▶ [Extracted data]:
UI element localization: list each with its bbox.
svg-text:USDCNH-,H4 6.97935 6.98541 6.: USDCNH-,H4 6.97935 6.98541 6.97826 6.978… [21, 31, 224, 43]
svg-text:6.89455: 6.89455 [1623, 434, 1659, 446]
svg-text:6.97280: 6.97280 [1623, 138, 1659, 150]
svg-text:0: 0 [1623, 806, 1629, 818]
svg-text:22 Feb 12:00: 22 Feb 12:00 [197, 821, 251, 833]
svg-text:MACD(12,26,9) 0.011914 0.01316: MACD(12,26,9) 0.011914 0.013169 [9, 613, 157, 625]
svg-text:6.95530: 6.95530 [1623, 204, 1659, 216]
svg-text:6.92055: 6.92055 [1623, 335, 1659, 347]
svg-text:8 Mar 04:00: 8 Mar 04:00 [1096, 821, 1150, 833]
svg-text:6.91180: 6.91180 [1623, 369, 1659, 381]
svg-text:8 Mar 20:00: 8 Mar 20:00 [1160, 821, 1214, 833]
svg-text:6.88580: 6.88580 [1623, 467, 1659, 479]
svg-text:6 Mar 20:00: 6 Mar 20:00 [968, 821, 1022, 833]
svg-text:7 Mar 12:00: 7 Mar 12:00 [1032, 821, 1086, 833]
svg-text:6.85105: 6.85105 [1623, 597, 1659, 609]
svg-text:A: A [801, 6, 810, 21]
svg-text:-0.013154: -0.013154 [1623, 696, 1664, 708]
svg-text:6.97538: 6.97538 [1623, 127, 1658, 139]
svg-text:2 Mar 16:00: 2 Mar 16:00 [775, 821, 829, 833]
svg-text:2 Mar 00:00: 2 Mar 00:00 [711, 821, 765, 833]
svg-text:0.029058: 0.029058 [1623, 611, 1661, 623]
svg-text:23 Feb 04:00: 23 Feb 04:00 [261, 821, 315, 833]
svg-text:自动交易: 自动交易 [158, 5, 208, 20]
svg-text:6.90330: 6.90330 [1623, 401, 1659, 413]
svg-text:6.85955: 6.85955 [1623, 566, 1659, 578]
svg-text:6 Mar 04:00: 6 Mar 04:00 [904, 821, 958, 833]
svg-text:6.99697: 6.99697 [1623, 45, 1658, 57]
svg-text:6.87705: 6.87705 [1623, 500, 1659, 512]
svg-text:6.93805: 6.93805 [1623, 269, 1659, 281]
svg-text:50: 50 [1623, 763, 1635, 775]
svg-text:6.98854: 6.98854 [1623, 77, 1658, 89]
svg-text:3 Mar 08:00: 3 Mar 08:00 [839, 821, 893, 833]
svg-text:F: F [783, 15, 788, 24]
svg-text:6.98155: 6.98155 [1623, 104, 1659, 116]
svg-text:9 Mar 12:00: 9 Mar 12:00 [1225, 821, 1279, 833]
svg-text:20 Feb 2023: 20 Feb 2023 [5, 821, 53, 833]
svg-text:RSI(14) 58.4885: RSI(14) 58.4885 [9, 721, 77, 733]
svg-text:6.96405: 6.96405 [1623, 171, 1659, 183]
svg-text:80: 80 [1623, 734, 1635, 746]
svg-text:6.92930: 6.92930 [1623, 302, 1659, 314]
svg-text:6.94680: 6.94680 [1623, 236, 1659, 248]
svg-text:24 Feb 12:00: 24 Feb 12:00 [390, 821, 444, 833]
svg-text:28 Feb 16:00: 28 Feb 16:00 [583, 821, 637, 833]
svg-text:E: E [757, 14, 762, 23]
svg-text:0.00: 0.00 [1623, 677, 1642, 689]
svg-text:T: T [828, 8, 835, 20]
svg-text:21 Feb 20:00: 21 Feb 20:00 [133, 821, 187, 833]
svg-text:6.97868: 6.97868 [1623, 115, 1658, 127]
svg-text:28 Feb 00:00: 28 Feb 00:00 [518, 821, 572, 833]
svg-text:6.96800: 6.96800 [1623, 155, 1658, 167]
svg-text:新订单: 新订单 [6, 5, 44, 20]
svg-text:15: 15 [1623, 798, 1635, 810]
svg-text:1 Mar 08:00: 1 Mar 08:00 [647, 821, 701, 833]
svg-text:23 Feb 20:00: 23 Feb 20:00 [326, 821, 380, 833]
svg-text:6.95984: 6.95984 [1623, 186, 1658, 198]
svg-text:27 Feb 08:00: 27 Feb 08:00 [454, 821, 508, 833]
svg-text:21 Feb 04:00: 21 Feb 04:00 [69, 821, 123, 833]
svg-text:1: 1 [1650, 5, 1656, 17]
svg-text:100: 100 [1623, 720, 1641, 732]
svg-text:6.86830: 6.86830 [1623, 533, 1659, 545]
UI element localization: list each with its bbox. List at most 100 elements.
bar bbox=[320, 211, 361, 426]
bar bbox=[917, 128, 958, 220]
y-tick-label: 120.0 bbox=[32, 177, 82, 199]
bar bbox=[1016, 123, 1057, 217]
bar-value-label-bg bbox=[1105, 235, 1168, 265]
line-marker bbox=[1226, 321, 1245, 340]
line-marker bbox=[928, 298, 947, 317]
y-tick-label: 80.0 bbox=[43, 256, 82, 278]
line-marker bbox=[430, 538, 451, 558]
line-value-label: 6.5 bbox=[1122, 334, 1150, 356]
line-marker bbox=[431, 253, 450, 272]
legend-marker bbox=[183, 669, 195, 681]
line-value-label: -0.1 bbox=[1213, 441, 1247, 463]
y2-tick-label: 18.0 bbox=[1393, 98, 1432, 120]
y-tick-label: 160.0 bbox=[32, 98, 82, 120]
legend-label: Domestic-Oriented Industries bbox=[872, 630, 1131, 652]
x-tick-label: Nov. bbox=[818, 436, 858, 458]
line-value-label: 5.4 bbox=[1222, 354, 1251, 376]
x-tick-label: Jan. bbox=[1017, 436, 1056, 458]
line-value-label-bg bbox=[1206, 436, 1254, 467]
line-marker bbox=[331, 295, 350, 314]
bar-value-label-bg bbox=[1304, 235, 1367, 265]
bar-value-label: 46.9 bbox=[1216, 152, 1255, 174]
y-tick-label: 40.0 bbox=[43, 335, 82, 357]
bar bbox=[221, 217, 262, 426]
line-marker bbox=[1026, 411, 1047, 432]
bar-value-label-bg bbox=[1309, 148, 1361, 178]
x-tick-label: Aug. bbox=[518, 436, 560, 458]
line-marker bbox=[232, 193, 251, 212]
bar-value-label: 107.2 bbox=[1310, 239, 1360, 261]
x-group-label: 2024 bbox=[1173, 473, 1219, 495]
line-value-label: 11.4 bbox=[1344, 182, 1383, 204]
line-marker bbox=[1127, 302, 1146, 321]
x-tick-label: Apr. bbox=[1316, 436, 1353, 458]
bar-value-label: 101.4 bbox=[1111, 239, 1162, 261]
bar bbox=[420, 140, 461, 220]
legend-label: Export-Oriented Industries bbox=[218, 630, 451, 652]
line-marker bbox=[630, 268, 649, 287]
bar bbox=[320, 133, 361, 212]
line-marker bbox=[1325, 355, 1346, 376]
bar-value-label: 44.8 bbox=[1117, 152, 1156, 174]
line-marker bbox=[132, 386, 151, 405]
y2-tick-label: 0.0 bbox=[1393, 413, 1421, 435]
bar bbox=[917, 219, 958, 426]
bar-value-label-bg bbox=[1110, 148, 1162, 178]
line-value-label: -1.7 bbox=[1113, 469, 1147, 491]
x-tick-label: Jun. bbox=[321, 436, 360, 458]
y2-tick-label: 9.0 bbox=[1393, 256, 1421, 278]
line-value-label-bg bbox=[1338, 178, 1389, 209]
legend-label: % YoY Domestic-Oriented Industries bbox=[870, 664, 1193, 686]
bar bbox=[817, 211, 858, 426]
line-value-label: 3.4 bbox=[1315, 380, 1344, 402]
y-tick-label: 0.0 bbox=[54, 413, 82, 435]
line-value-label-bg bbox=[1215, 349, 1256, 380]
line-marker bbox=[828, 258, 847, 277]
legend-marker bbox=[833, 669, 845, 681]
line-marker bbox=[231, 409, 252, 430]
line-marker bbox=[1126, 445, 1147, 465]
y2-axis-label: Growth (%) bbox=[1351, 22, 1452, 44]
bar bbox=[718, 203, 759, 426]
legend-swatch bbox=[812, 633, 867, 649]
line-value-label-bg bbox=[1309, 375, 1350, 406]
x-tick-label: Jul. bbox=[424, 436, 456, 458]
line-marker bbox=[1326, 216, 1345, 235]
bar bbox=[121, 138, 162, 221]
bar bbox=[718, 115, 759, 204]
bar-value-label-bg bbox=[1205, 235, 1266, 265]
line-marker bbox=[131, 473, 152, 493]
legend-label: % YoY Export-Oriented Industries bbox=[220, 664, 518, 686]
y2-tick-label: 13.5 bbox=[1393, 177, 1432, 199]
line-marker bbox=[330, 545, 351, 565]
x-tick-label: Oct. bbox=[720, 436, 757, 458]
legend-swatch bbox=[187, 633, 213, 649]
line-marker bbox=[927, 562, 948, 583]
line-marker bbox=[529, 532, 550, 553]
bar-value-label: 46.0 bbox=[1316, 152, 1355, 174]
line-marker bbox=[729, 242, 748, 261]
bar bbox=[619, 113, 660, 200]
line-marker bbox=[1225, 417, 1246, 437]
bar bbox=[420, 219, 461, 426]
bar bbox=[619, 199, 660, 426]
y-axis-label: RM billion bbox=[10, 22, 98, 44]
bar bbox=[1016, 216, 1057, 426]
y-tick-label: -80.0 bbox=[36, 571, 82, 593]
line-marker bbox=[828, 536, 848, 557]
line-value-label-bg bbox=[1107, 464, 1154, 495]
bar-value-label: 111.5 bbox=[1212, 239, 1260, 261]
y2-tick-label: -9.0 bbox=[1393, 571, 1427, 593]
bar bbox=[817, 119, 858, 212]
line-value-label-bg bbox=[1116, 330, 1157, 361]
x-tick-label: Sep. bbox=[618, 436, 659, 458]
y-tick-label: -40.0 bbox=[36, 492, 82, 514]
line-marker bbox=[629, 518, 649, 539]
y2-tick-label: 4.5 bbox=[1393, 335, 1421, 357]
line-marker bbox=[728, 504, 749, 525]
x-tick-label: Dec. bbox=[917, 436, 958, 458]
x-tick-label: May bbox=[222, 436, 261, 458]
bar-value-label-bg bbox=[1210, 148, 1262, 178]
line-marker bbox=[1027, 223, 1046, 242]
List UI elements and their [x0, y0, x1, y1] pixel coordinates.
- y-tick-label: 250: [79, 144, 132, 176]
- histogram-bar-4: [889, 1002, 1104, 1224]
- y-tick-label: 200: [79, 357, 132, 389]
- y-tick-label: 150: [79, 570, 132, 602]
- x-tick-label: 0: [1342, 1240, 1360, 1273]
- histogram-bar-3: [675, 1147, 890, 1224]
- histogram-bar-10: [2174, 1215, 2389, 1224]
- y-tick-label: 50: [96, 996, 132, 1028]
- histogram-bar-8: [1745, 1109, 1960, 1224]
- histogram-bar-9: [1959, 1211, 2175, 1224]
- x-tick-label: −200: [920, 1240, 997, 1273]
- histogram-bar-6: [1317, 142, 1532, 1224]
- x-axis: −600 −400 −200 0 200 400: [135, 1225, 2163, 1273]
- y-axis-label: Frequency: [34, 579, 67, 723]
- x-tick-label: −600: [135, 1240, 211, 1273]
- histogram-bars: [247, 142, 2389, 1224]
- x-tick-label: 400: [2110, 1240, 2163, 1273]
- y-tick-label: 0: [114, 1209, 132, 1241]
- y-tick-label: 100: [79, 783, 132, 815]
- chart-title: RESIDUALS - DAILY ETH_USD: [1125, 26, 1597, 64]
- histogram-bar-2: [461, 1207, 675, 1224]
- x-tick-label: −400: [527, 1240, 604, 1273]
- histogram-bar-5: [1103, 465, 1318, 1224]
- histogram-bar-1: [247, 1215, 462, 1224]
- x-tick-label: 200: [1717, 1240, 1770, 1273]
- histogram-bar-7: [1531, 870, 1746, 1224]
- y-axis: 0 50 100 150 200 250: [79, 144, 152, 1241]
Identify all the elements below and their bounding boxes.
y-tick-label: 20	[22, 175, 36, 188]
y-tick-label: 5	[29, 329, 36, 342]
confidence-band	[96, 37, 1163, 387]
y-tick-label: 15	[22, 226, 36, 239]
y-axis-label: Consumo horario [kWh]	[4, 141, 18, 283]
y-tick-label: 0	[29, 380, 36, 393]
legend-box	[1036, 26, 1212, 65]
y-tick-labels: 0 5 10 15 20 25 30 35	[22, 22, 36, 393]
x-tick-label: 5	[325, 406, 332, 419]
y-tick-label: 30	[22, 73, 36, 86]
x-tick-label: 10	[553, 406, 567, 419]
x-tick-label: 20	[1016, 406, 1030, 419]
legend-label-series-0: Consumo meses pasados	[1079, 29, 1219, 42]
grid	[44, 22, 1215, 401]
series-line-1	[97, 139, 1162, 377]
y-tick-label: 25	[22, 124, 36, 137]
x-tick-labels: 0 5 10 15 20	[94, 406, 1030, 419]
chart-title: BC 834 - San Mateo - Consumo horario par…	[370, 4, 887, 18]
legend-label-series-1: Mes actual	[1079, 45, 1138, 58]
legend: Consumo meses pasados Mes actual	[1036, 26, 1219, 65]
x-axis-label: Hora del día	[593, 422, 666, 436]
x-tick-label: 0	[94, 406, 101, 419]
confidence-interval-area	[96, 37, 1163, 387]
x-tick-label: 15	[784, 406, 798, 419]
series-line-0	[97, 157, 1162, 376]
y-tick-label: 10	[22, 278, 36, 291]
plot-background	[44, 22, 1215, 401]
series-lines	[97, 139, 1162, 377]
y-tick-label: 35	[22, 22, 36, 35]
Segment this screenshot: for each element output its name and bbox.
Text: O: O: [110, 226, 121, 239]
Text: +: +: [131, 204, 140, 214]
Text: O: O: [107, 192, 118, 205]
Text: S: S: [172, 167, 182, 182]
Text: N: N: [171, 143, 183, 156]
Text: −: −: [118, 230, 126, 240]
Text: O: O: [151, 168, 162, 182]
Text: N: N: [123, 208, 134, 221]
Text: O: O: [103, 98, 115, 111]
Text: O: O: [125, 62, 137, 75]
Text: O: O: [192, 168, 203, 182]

▶ [Exercise goal]:
Express everything from the start of the listing down to the line containing "svg-text:6.98155: 6.98155 [1623, 104, 1659, 116]", inclusive, as a JSON list of strings, one string per line, with blank lines left out.

▶ [In response]:
[
  "UI element localization: list each with its bbox.",
  "svg-text:USDCNH-,H4 6.97935 6.98541 6.: USDCNH-,H4 6.97935 6.98541 6.97826 6.978… [21, 31, 224, 43]",
  "svg-text:6.89455: 6.89455 [1623, 434, 1659, 446]",
  "svg-text:6.97280: 6.97280 [1623, 138, 1659, 150]",
  "svg-text:0: 0 [1623, 806, 1629, 818]",
  "svg-text:22 Feb 12:00: 22 Feb 12:00 [197, 821, 251, 833]",
  "svg-text:MACD(12,26,9) 0.011914 0.01316: MACD(12,26,9) 0.011914 0.013169 [9, 613, 157, 625]",
  "svg-text:6.95530: 6.95530 [1623, 204, 1659, 216]",
  "svg-text:6.92055: 6.92055 [1623, 335, 1659, 347]",
  "svg-text:8 Mar 04:00: 8 Mar 04:00 [1096, 821, 1150, 833]",
  "svg-text:6.91180: 6.91180 [1623, 369, 1659, 381]",
  "svg-text:8 Mar 20:00: 8 Mar 20:00 [1160, 821, 1214, 833]",
  "svg-text:6.88580: 6.88580 [1623, 467, 1659, 479]",
  "svg-text:6 Mar 20:00: 6 Mar 20:00 [968, 821, 1022, 833]",
  "svg-text:7 Mar 12:00: 7 Mar 12:00 [1032, 821, 1086, 833]",
  "svg-text:6.85105: 6.85105 [1623, 597, 1659, 609]",
  "svg-text:A: A [801, 6, 810, 21]",
  "svg-text:-0.013154: -0.013154 [1623, 696, 1664, 708]",
  "svg-text:6.97538: 6.97538 [1623, 127, 1658, 139]",
  "svg-text:2 Mar 16:00: 2 Mar 16:00 [775, 821, 829, 833]",
  "svg-text:2 Mar 00:00: 2 Mar 00:00 [711, 821, 765, 833]",
  "svg-text:0.029058: 0.029058 [1623, 611, 1661, 623]",
  "svg-text:23 Feb 04:00: 23 Feb 04:00 [261, 821, 315, 833]",
  "svg-text:自动交易: 自动交易 [158, 5, 208, 20]",
  "svg-text:6.90330: 6.90330 [1623, 401, 1659, 413]",
  "svg-text:6.85955: 6.85955 [1623, 566, 1659, 578]",
  "svg-text:6 Mar 04:00: 6 Mar 04:00 [904, 821, 958, 833]",
  "svg-text:6.99697: 6.99697 [1623, 45, 1658, 57]",
  "svg-text:6.87705: 6.87705 [1623, 500, 1659, 512]",
  "svg-text:6.93805: 6.93805 [1623, 269, 1659, 281]",
  "svg-text:50: 50 [1623, 763, 1635, 775]",
  "svg-text:6.98854: 6.98854 [1623, 77, 1658, 89]",
  "svg-text:3 Mar 08:00: 3 Mar 08:00 [839, 821, 893, 833]",
  "svg-text:F: F [783, 15, 788, 24]",
  "svg-text:6.98155: 6.98155 [1623, 104, 1659, 116]"
]